§ **Exercise directions**: How many of the lines below include "replies"? Give the number and no other words.

§ **The records**:
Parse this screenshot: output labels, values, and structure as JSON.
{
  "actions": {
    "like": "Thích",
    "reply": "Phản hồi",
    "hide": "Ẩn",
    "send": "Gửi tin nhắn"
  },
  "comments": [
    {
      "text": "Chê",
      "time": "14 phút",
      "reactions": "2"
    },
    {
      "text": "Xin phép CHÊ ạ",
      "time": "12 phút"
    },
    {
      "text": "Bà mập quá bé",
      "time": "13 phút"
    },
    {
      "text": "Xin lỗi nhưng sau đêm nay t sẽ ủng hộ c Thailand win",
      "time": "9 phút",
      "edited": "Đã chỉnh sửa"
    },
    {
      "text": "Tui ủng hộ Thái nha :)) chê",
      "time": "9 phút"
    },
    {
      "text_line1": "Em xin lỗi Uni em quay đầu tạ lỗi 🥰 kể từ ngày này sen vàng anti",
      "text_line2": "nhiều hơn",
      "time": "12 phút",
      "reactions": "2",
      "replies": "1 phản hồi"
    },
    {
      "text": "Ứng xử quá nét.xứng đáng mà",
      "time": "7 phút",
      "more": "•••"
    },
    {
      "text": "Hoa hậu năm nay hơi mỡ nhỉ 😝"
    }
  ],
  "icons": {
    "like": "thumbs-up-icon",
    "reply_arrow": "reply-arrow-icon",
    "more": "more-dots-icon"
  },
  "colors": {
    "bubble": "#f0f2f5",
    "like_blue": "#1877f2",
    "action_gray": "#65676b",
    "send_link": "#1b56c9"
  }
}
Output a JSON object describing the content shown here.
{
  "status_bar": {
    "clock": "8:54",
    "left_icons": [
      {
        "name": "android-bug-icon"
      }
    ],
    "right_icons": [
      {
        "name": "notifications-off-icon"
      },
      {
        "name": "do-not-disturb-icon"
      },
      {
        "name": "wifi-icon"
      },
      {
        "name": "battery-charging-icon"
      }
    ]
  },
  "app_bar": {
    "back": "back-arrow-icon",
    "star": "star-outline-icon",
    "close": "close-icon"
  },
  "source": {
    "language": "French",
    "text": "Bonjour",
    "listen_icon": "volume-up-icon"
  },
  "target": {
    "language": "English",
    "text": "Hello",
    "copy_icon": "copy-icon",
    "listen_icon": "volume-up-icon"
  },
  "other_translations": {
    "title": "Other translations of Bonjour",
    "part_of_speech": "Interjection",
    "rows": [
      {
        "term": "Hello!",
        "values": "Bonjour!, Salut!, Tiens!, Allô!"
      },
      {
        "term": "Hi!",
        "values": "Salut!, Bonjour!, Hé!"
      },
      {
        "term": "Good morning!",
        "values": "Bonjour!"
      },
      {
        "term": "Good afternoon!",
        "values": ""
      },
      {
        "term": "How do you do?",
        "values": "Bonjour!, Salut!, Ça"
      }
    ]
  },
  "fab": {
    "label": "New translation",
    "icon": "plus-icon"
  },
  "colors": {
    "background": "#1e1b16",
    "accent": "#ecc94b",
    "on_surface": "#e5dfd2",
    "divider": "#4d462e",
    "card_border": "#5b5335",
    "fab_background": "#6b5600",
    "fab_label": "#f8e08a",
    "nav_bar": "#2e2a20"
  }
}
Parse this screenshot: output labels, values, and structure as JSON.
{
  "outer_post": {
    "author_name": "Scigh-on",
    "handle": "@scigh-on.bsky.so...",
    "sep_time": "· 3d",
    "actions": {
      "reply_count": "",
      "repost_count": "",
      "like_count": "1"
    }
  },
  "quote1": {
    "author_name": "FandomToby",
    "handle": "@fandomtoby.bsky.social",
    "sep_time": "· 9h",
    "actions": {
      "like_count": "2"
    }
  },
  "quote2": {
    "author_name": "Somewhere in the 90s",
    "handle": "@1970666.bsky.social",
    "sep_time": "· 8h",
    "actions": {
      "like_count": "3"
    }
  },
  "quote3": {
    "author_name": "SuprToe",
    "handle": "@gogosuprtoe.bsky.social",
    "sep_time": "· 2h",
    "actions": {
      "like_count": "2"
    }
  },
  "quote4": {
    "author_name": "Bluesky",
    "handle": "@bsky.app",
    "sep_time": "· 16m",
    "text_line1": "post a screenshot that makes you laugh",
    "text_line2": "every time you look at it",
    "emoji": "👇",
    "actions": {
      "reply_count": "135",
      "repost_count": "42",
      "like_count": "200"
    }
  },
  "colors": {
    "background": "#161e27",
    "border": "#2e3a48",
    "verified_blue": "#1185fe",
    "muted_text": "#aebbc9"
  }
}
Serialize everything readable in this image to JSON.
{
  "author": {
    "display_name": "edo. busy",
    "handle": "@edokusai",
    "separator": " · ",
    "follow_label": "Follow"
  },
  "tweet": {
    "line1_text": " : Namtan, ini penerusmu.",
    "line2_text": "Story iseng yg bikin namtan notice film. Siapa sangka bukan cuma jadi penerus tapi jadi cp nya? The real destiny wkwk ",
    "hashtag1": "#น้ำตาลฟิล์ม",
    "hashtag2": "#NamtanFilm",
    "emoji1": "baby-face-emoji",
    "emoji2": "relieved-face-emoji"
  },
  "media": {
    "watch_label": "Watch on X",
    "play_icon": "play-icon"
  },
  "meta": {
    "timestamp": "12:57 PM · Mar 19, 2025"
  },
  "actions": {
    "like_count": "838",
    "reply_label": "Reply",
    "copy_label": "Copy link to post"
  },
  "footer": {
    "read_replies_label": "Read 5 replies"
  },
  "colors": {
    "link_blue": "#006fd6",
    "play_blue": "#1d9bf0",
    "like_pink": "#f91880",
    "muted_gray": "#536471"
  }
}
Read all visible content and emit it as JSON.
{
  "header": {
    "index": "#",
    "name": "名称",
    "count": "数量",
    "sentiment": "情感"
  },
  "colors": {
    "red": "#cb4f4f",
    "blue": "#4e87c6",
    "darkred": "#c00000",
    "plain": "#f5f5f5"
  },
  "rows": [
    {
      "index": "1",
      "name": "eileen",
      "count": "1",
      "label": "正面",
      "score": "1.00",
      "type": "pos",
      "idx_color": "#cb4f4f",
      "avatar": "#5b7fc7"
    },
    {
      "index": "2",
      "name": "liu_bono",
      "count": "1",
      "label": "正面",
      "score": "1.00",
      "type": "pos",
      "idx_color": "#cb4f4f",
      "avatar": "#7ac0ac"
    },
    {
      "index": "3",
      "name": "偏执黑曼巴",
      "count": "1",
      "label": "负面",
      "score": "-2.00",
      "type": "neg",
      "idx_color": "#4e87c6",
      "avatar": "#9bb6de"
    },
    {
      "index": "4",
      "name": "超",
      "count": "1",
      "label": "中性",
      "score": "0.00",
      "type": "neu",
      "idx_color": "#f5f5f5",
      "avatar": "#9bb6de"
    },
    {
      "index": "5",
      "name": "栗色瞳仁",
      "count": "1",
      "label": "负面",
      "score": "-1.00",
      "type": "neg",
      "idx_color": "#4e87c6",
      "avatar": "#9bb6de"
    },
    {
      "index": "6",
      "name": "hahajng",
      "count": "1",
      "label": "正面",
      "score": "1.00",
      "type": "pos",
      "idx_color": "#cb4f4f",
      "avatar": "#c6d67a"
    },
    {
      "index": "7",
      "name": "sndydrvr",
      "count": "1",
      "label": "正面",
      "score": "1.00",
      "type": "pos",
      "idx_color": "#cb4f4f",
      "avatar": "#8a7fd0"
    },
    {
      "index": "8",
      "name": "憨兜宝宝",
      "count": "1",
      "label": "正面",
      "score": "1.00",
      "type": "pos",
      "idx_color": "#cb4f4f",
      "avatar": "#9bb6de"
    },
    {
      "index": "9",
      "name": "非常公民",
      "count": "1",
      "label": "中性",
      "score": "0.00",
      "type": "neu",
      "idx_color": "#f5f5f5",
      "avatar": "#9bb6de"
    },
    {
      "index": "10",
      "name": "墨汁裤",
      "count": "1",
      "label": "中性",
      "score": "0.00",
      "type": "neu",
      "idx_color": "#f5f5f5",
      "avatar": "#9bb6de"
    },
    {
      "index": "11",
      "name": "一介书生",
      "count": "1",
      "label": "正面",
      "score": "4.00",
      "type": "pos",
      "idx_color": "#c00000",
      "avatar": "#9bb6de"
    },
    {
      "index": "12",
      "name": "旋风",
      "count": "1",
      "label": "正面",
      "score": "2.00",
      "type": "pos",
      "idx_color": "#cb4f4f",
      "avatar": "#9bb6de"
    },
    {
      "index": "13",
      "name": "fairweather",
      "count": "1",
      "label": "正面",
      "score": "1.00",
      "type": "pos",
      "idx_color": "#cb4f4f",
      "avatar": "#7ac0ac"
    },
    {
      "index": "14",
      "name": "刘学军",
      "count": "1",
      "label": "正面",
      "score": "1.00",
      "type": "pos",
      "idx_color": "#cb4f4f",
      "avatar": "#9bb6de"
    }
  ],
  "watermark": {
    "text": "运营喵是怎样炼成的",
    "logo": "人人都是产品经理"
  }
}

§ **Response to this exercise**: 2